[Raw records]
◇ ◇ ◇ ◇ ◇ ◇ ◇

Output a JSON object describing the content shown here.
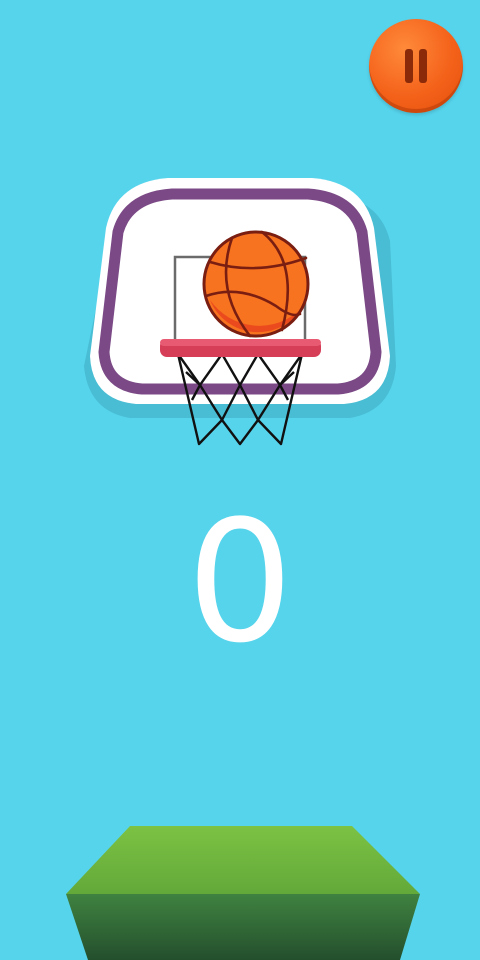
{
  "hud": {
    "pause_icon": "pause-icon",
    "pause_color": "#f4621a"
  },
  "score": {
    "value": "0"
  },
  "colors": {
    "background": "#56d4ec",
    "backboard_border": "#7b4a86",
    "backboard_fill": "#ffffff",
    "rim": "#e0455e",
    "ball": "#f7731f",
    "ground_top": "#7cc243",
    "ground_side": "#2f6a39"
  },
  "icons": [
    "pause-icon",
    "basketball-icon",
    "hoop-icon",
    "net-icon"
  ]
}
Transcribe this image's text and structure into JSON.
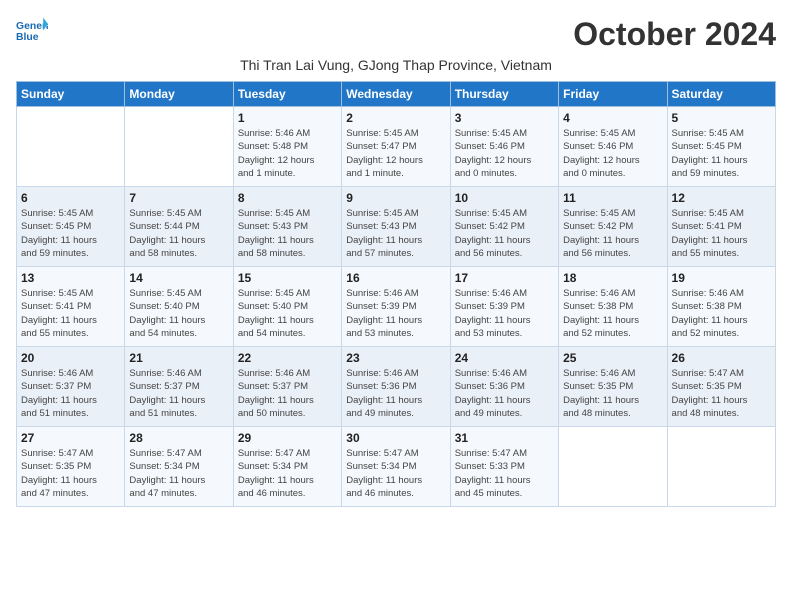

◇ ◇ ◇ ◇ ◇ ◇ ◇

→ **What is needed**:
Could you repeat all of the material exactly? Pictures should not be copied.

→ **Output for this exercise**:
Output a JSON object describing the content shown here.
{
  "hud": {
    "pause_icon": "pause-icon",
    "pause_color": "#f4621a"
  },
  "score": {
    "value": "0"
  },
  "colors": {
    "background": "#56d4ec",
    "backboard_border": "#7b4a86",
    "backboard_fill": "#ffffff",
    "rim": "#e0455e",
    "ball": "#f7731f",
    "ground_top": "#7cc243",
    "ground_side": "#2f6a39"
  },
  "icons": [
    "pause-icon",
    "basketball-icon",
    "hoop-icon",
    "net-icon"
  ]
}
Transcribe this image's text and structure into JSON.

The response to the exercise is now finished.